### To do
Repeat the lines between the one holding "insert-behind-icon: |+ — [277, 399, 287, 413]" and the one holding "quality-value: High Quality", inclusive.

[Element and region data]
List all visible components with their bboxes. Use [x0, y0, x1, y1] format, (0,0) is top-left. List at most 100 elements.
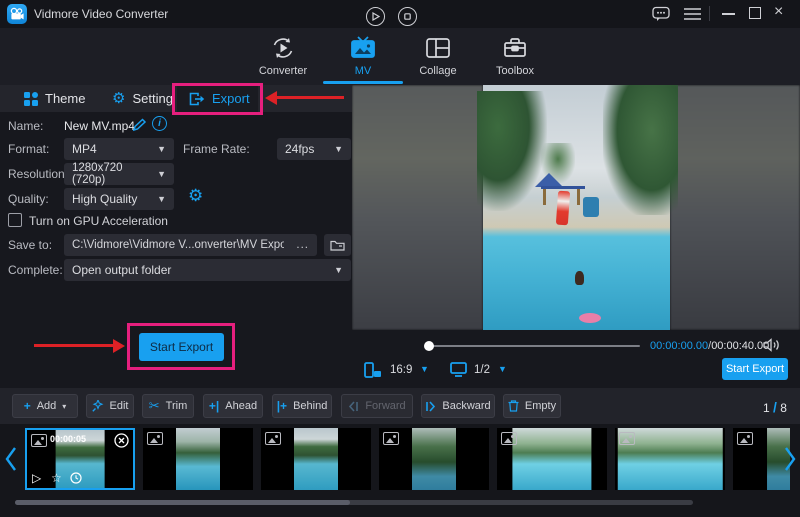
insert-behind-icon: |+ — [277, 399, 287, 413]
browse-ellipsis-button[interactable]: ... — [296, 239, 309, 251]
converter-icon — [247, 34, 319, 62]
timeline-clip-1[interactable]: 00:00:05 ▷ ☆ — [25, 428, 135, 490]
behind-button[interactable]: |+ Behind — [272, 394, 332, 418]
counter-separator: / — [773, 399, 777, 415]
nav-label: MV — [327, 65, 399, 77]
resolution-dropdown[interactable]: 1280x720 (720p)▼ — [64, 163, 174, 185]
stop-button[interactable] — [398, 7, 417, 26]
maximize-icon[interactable] — [749, 7, 761, 19]
screen-view-icon[interactable] — [450, 362, 467, 377]
clip-photo — [512, 428, 591, 490]
volume-icon[interactable] — [763, 338, 780, 352]
timeline-clip-6[interactable] — [615, 428, 725, 490]
save-to-path-field[interactable]: C:\Vidmore\Vidmore V...onverter\MV Expor… — [64, 234, 317, 256]
preview-swimmer — [575, 271, 584, 285]
format-value: MP4 — [72, 142, 97, 156]
chevron-down-icon: ▼ — [157, 169, 166, 179]
seek-slider-track[interactable] — [428, 345, 640, 347]
aspect-chevron-down-icon[interactable]: ▼ — [420, 364, 429, 374]
preview-pavilion-post — [577, 189, 580, 205]
video-preview[interactable] — [352, 85, 800, 330]
minimize-icon[interactable] — [722, 13, 735, 15]
timeline-scrollbar-track[interactable] — [15, 500, 693, 505]
timeline-scroll-right-chevron[interactable] — [783, 446, 797, 472]
insert-ahead-icon: +| — [209, 399, 219, 413]
export-panel: Theme ⚙ Setting Export Name: New MV.mp4 … — [0, 85, 352, 395]
timeline-clip-3[interactable] — [261, 428, 371, 490]
clip-star-icon[interactable]: ☆ — [51, 471, 62, 485]
ahead-button[interactable]: +| Ahead — [203, 394, 263, 418]
nav-tab-converter[interactable]: Converter — [247, 34, 319, 77]
complete-value: Open output folder — [72, 263, 171, 277]
timeline-clip-7[interactable] — [733, 428, 790, 490]
button-label: Backward — [442, 400, 490, 412]
timeline-scroll-left-chevron[interactable] — [4, 446, 18, 472]
play-button[interactable] — [366, 7, 385, 26]
quality-value: High Quality — [72, 192, 137, 206]
button-label: Empty — [525, 400, 556, 412]
name-label: Name: — [8, 119, 43, 133]
trash-icon — [508, 400, 519, 412]
clip-duration: 00:00:05 — [50, 434, 86, 444]
forward-button[interactable]: Forward — [341, 394, 413, 418]
complete-dropdown[interactable]: Open output folder▼ — [64, 259, 351, 281]
main-nav: Converter MV Collage Toolbox — [0, 28, 800, 85]
preview-trees-left — [477, 91, 547, 211]
tab-label: Theme — [45, 91, 85, 106]
nav-tab-collage[interactable]: Collage — [402, 34, 474, 77]
clip-counter: 1 / 8 — [763, 399, 787, 415]
tab-theme[interactable]: Theme — [12, 85, 97, 112]
aspect-ratio-value[interactable]: 16:9 — [390, 364, 412, 376]
edit-button[interactable]: Edit — [86, 394, 134, 418]
counter-total: 8 — [780, 401, 787, 415]
nav-tab-mv[interactable]: MV — [327, 34, 399, 77]
button-label: Behind — [293, 400, 327, 412]
preview-start-export-button[interactable]: Start Export — [722, 358, 788, 380]
format-dropdown[interactable]: MP4▼ — [64, 138, 174, 160]
menu-icon[interactable] — [684, 8, 701, 20]
tab-label: Setting — [132, 91, 172, 106]
total-time: 00:00:40.00 — [711, 340, 769, 352]
clip-play-icon[interactable]: ▷ — [32, 471, 41, 485]
collage-icon — [402, 34, 474, 62]
preview-blue-slide — [583, 197, 599, 217]
timeline-clip-4[interactable] — [379, 428, 489, 490]
name-value: New MV.mp4 — [64, 119, 135, 133]
titlebar-divider — [709, 6, 710, 21]
image-icon — [737, 432, 753, 445]
preview-float-ring — [579, 313, 601, 323]
quality-dropdown[interactable]: High Quality ▼ — [64, 188, 174, 210]
open-folder-button[interactable] — [324, 234, 351, 256]
move-backward-icon — [425, 401, 436, 412]
close-icon[interactable]: × — [774, 3, 783, 21]
empty-button[interactable]: Empty — [503, 394, 561, 418]
button-label: Ahead — [225, 400, 257, 412]
clip-clock-icon[interactable] — [70, 472, 82, 484]
frame-rate-dropdown[interactable]: 24fps▼ — [277, 138, 351, 160]
quality-settings-gear-icon[interactable]: ⚙ — [188, 186, 203, 206]
add-button[interactable]: + Add ▾ — [12, 394, 78, 418]
screen-view-value[interactable]: 1/2 — [474, 364, 490, 376]
nav-tab-toolbox[interactable]: Toolbox — [479, 34, 551, 77]
timeline-scrollbar-thumb[interactable] — [15, 500, 350, 505]
nav-label: Converter — [247, 65, 319, 77]
button-label: Forward — [365, 400, 405, 412]
app-logo-icon — [7, 4, 27, 24]
aspect-ratio-icon[interactable] — [364, 362, 382, 378]
button-label: Trim — [166, 400, 188, 412]
preview-pavilion-post — [543, 189, 546, 205]
timeline-clip-5[interactable] — [497, 428, 607, 490]
seek-slider-knob[interactable] — [424, 341, 434, 351]
backward-button[interactable]: Backward — [421, 394, 495, 418]
remove-clip-icon[interactable] — [114, 433, 129, 448]
info-icon[interactable]: i — [152, 116, 167, 131]
screen-chevron-down-icon[interactable]: ▼ — [498, 364, 507, 374]
feedback-icon[interactable] — [652, 6, 670, 22]
gpu-checkbox[interactable] — [8, 213, 22, 227]
clip-photo — [176, 428, 220, 490]
timeline-clip-2[interactable] — [143, 428, 253, 490]
chevron-down-icon: ▼ — [157, 194, 166, 204]
rename-pencil-icon[interactable] — [131, 117, 147, 133]
gear-icon: ⚙ — [112, 91, 125, 106]
trim-button[interactable]: ✂ Trim — [142, 394, 194, 418]
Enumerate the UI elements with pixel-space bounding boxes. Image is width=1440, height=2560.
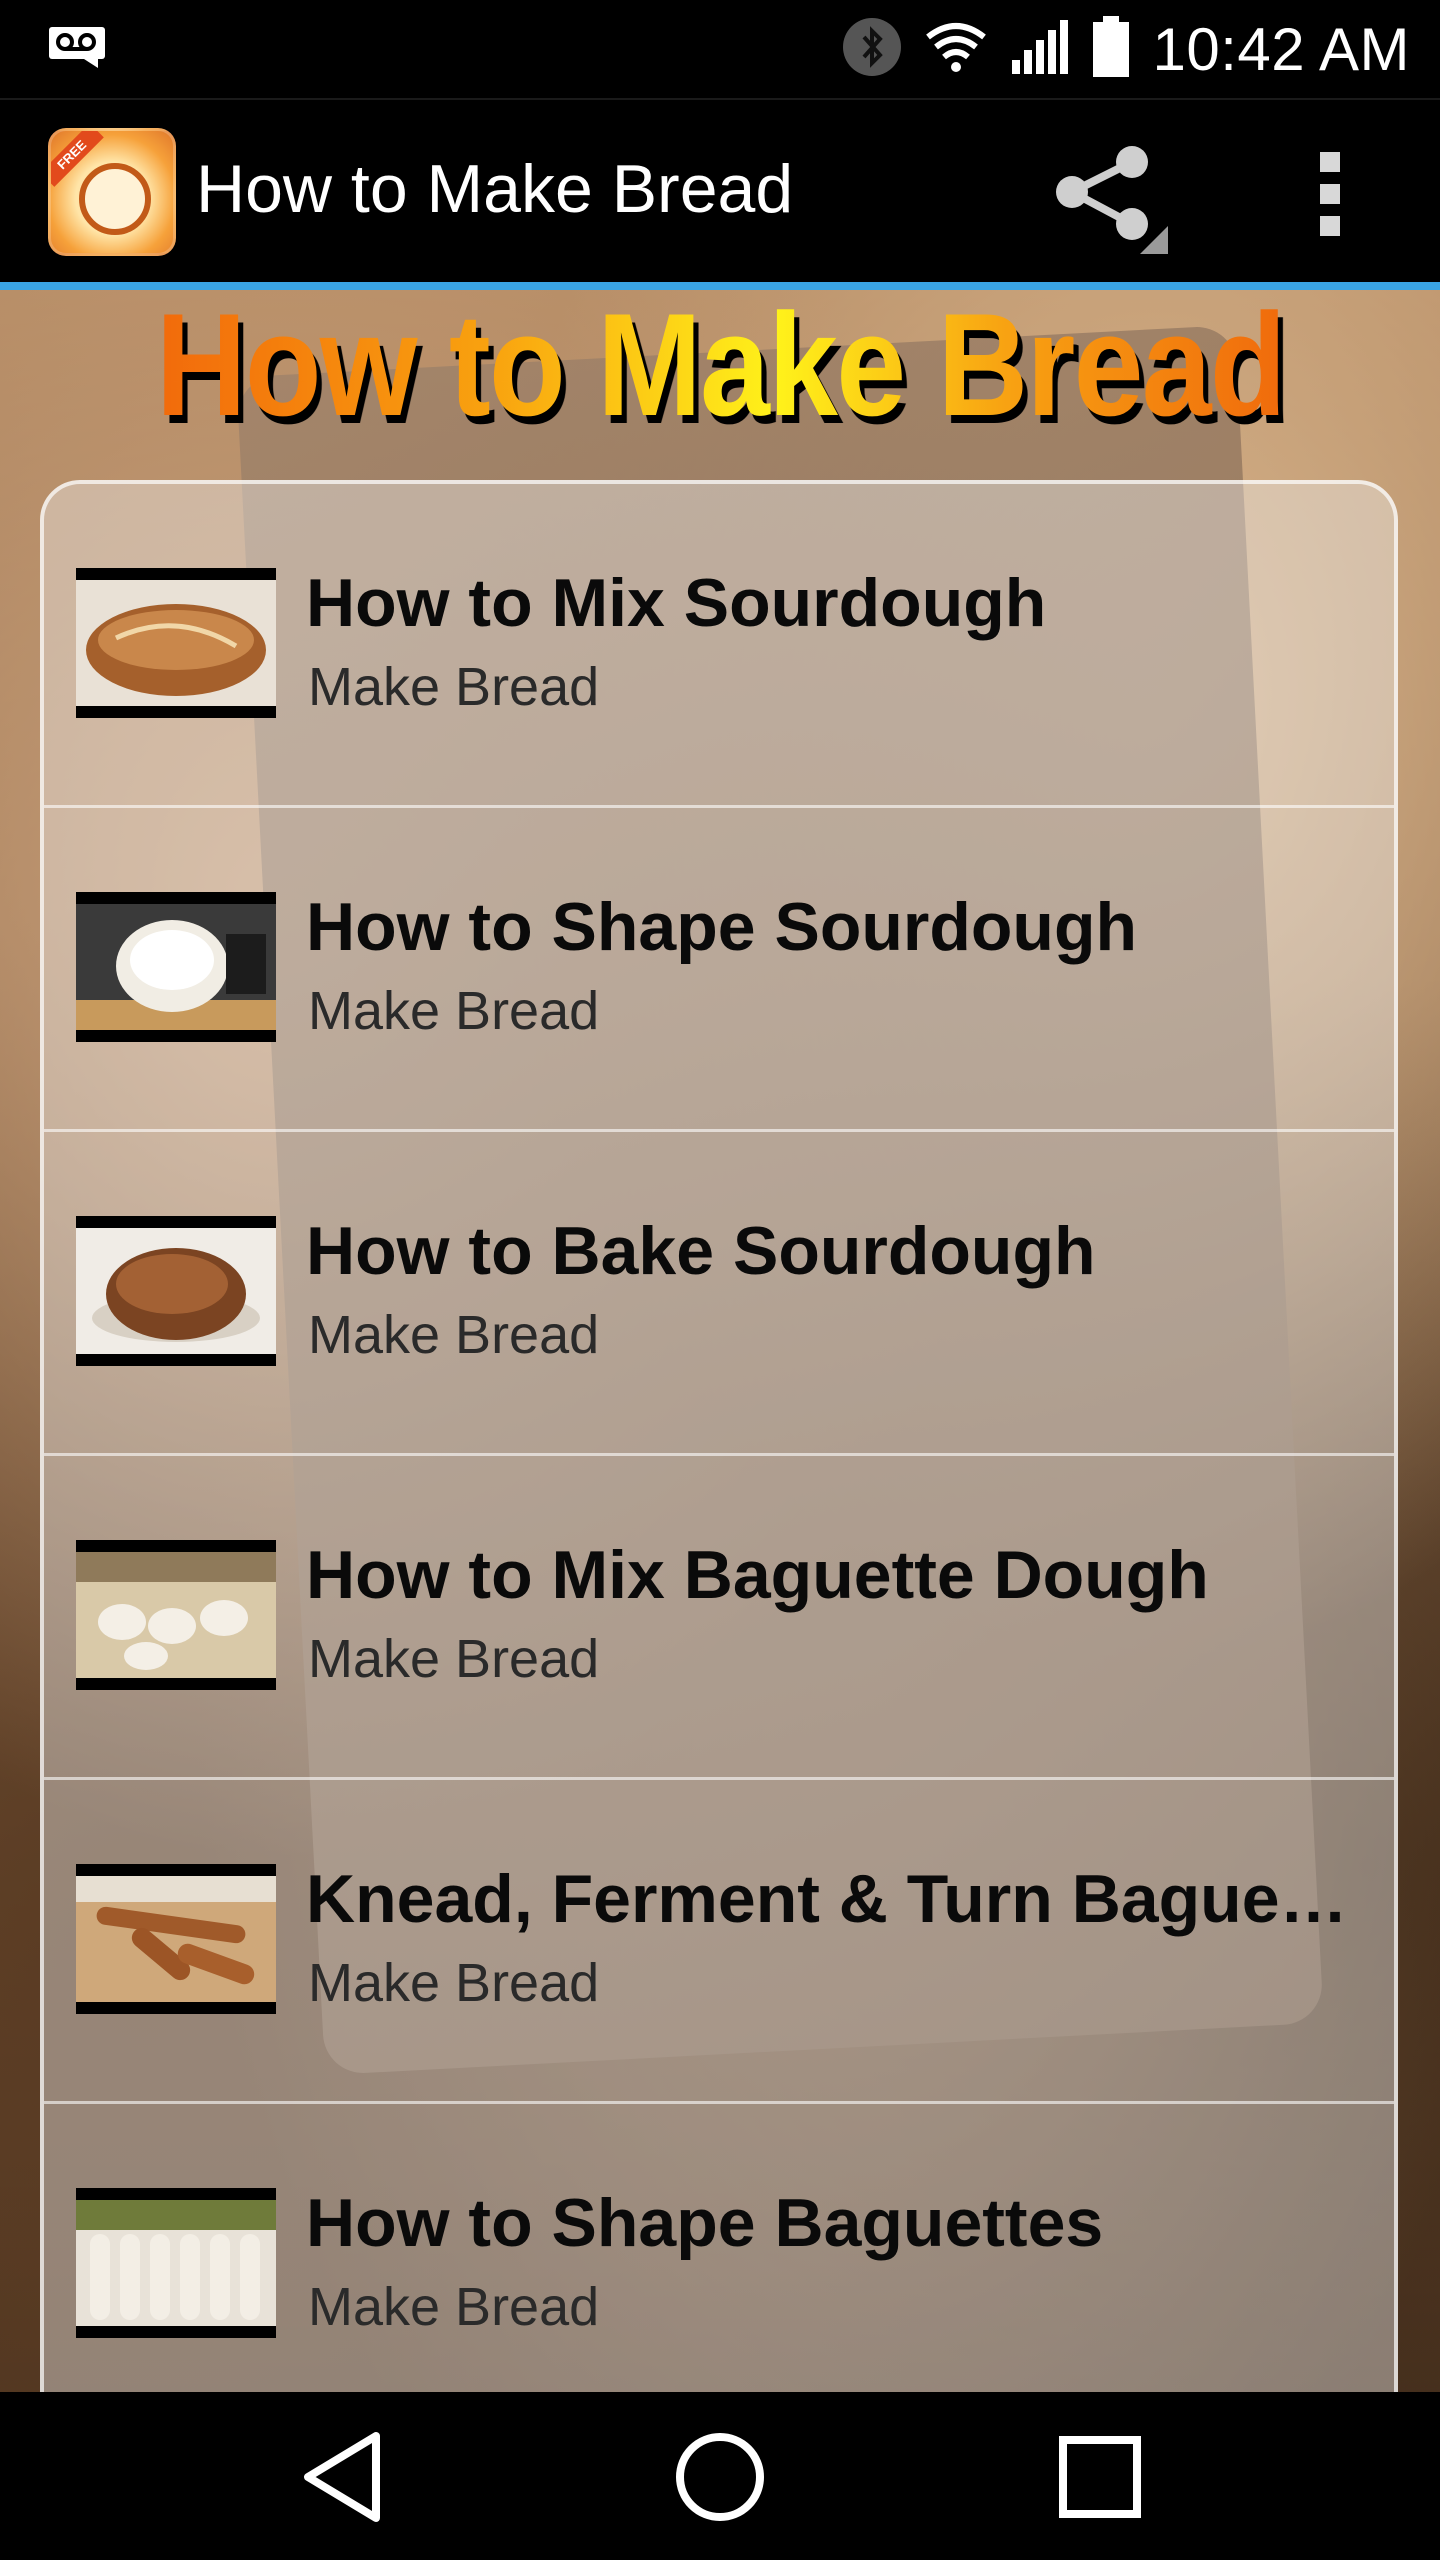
item-subtitle: Make Bread	[308, 2277, 600, 2337]
recents-button[interactable]	[1045, 2422, 1155, 2532]
dough-bowl-thumbnail	[76, 904, 276, 1030]
app-icon[interactable]: FREE	[48, 128, 176, 256]
status-icons: 10:42 AM	[842, 12, 1410, 86]
more-vert-icon	[1320, 152, 1340, 172]
clock: 10:42 AM	[1152, 15, 1410, 83]
thumbnail	[76, 892, 276, 1042]
overflow-menu-button[interactable]	[1290, 140, 1370, 250]
more-vert-dot	[1320, 216, 1340, 236]
list-item[interactable]: How to Shape Sourdough Make Bread	[44, 808, 1394, 1132]
more-vert-dot	[1320, 184, 1340, 204]
thumbnail	[76, 1540, 276, 1690]
thumbnail	[76, 568, 276, 718]
screen: 10:42 AM FREE How to Make Bread How to M…	[0, 0, 1440, 2560]
recents-icon	[1059, 2436, 1141, 2518]
item-subtitle: Make Bread	[308, 1953, 600, 2013]
list-item[interactable]: How to Mix Baguette Dough Make Bread	[44, 1456, 1394, 1780]
item-title: How to Mix Sourdough	[306, 565, 1047, 641]
thumbnail	[76, 2188, 276, 2338]
wifi-icon	[924, 21, 988, 78]
list-item[interactable]: How to Mix Sourdough Make Bread	[44, 484, 1394, 808]
item-title: How to Bake Sourdough	[306, 1213, 1096, 1289]
item-subtitle: Make Bread	[308, 981, 600, 1041]
back-icon	[304, 2432, 380, 2522]
dough-balls-thumbnail	[76, 1552, 276, 1678]
voicemail-icon	[48, 26, 106, 73]
banner-title: How to Make Bread	[155, 290, 1287, 446]
list-item[interactable]: Knead, Ferment & Turn Baguet… Make Bread	[44, 1780, 1394, 2104]
baked-loaf-thumbnail	[76, 1228, 276, 1354]
battery-icon	[1092, 15, 1130, 83]
main-content: How to Make Bread How to Mix Sourdough M…	[0, 290, 1440, 2392]
share-button[interactable]	[1040, 142, 1180, 258]
back-button[interactable]	[290, 2422, 400, 2532]
item-title: How to Mix Baguette Dough	[306, 1537, 1209, 1613]
home-icon	[676, 2433, 764, 2521]
item-title: Knead, Ferment & Turn Baguet…	[306, 1861, 1366, 1937]
baguettes-shaping-thumbnail	[76, 2200, 276, 2326]
sourdough-loaf-thumbnail	[76, 580, 276, 706]
item-title: How to Shape Sourdough	[306, 889, 1138, 965]
share-icon	[1056, 146, 1168, 254]
bluetooth-icon	[842, 17, 902, 82]
home-button[interactable]	[665, 2422, 775, 2532]
thumbnail	[76, 1216, 276, 1366]
baguettes-board-thumbnail	[76, 1876, 276, 2002]
signal-icon	[1010, 18, 1070, 81]
list-item[interactable]: How to Bake Sourdough Make Bread	[44, 1132, 1394, 1456]
app-title: How to Make Bread	[196, 151, 794, 227]
item-subtitle: Make Bread	[308, 1305, 600, 1365]
thumbnail	[76, 1864, 276, 2014]
action-bar-divider	[0, 282, 1440, 290]
bread-logo-icon	[79, 163, 151, 235]
status-bar: 10:42 AM	[0, 0, 1440, 98]
item-subtitle: Make Bread	[308, 1629, 600, 1689]
list-item[interactable]: How to Shape Baguettes Make Bread	[44, 2104, 1394, 2392]
item-subtitle: Make Bread	[308, 657, 600, 717]
item-title: How to Shape Baguettes	[306, 2185, 1104, 2261]
banner: How to Make Bread	[0, 290, 1440, 440]
video-list[interactable]: How to Mix Sourdough Make Bread How to S…	[40, 480, 1398, 2392]
navigation-bar	[0, 2392, 1440, 2560]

### Task result
insert-behind-icon: |+ — [277, 399, 287, 413]
browse-ellipsis-button[interactable]: ... — [296, 239, 309, 251]
converter-icon — [247, 34, 319, 62]
timeline-clip-1[interactable]: 00:00:05 ▷ ☆ — [25, 428, 135, 490]
behind-button[interactable]: |+ Behind — [272, 394, 332, 418]
counter-separator: / — [773, 399, 777, 415]
nav-label: MV — [327, 65, 399, 77]
resolution-dropdown[interactable]: 1280x720 (720p)▼ — [64, 163, 174, 185]
stop-button[interactable] — [398, 7, 417, 26]
maximize-icon[interactable] — [749, 7, 761, 19]
screen-view-icon[interactable] — [450, 362, 467, 377]
clip-photo — [512, 428, 591, 490]
volume-icon[interactable] — [763, 338, 780, 352]
timeline-clip-6[interactable] — [615, 428, 725, 490]
save-to-path-field[interactable]: C:\Vidmore\Vidmore V...onverter\MV Expor… — [64, 234, 317, 256]
preview-swimmer — [575, 271, 584, 285]
format-value: MP4 — [72, 142, 97, 156]
chevron-down-icon: ▼ — [157, 169, 166, 179]
seek-slider-track[interactable] — [428, 345, 640, 347]
aspect-chevron-down-icon[interactable]: ▼ — [420, 364, 429, 374]
preview-pavilion-post — [577, 189, 580, 205]
video-preview[interactable] — [352, 85, 800, 330]
minimize-icon[interactable] — [722, 13, 735, 15]
timeline-scrollbar-track[interactable] — [15, 500, 693, 505]
timeline-scroll-right-chevron[interactable] — [783, 446, 797, 472]
insert-ahead-icon: +| — [209, 399, 219, 413]
export-panel: Theme ⚙ Setting Export Name: New MV.mp4 … — [0, 85, 352, 395]
timeline-clip-3[interactable] — [261, 428, 371, 490]
clip-star-icon[interactable]: ☆ — [51, 471, 62, 485]
ahead-button[interactable]: +| Ahead — [203, 394, 263, 418]
nav-tab-converter[interactable]: Converter — [247, 34, 319, 77]
complete-value: Open output folder — [72, 263, 171, 277]
timeline-clip-7[interactable] — [733, 428, 790, 490]
button-label: Backward — [442, 400, 490, 412]
timeline-scroll-left-chevron[interactable] — [4, 446, 18, 472]
play-button[interactable] — [366, 7, 385, 26]
quality-value: High Quality — [72, 192, 137, 206]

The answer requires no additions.